======== SUPPLIED RECORDS ========

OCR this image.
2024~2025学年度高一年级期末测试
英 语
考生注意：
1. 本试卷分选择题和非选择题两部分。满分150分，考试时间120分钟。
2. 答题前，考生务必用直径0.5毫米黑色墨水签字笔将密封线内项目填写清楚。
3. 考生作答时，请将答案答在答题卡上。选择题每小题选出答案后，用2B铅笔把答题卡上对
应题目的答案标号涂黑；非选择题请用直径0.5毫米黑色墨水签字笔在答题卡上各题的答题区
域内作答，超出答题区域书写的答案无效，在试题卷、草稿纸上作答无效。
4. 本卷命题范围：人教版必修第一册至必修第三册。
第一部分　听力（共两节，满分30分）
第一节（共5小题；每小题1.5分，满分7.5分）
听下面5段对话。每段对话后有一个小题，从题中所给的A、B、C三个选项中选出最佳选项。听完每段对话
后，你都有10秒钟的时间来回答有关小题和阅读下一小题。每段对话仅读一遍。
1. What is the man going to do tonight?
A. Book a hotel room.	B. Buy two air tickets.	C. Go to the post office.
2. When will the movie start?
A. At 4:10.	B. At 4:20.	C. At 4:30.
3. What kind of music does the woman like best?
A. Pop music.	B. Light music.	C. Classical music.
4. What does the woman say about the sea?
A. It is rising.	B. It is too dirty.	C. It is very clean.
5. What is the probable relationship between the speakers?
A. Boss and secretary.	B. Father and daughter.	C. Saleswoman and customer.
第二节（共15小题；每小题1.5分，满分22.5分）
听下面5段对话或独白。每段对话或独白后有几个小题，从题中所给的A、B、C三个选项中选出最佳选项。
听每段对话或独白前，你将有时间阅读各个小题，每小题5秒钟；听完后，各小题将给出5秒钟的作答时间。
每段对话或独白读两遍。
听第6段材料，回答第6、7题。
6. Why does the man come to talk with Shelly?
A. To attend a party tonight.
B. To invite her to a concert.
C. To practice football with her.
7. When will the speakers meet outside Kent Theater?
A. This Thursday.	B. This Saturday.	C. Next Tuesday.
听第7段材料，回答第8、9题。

========

» **WORK INSTRUCTIONS**
All of the entries need to be reproduced exactly; please write them out.

» **RESPONSE TO THE EXERCISE**
OCR this image.
2024~2025学年度高一年级期末测试
英 语
考生注意：
1. 本试卷分选择题和非选择题两部分。满分150分，考试时间120分钟。
2. 答题前，考生务必用直径0.5毫米黑色墨水签字笔将密封线内项目填写清楚。
3. 考生作答时，请将答案答在答题卡上。选择题每小题选出答案后，用2B铅笔把答题卡上对
应题目的答案标号涂黑；非选择题请用直径0.5毫米黑色墨水签字笔在答题卡上各题的答题区
域内作答，超出答题区域书写的答案无效，在试题卷、草稿纸上作答无效。
4. 本卷命题范围：人教版必修第一册至必修第三册。
第一部分　听力（共两节，满分30分）
第一节（共5小题；每小题1.5分，满分7.5分）
听下面5段对话。每段对话后有一个小题，从题中所给的A、B、C三个选项中选出最佳选项。听完每段对话
后，你都有10秒钟的时间来回答有关小题和阅读下一小题。每段对话仅读一遍。
1. What is the man going to do tonight?
A. Book a hotel room.	B. Buy two air tickets.	C. Go to the post office.
2. When will the movie start?
A. At 4:10.	B. At 4:20.	C. At 4:30.
3. What kind of music does the woman like best?
A. Pop music.	B. Light music.	C. Classical music.
4. What does the woman say about the sea?
A. It is rising.	B. It is too dirty.	C. It is very clean.
5. What is the probable relationship between the speakers?
A. Boss and secretary.	B. Father and daughter.	C. Saleswoman and customer.
第二节（共15小题；每小题1.5分，满分22.5分）
听下面5段对话或独白。每段对话或独白后有几个小题，从题中所给的A、B、C三个选项中选出最佳选项。
听每段对话或独白前，你将有时间阅读各个小题，每小题5秒钟；听完后，各小题将给出5秒钟的作答时间。
每段对话或独白读两遍。
听第6段材料，回答第6、7题。
6. Why does the man come to talk with Shelly?
A. To attend a party tonight.
B. To invite her to a concert.
C. To practice football with her.
7. When will the speakers meet outside Kent Theater?
A. This Thursday.	B. This Saturday.	C. Next Tuesday.
听第7段材料，回答第8、9题。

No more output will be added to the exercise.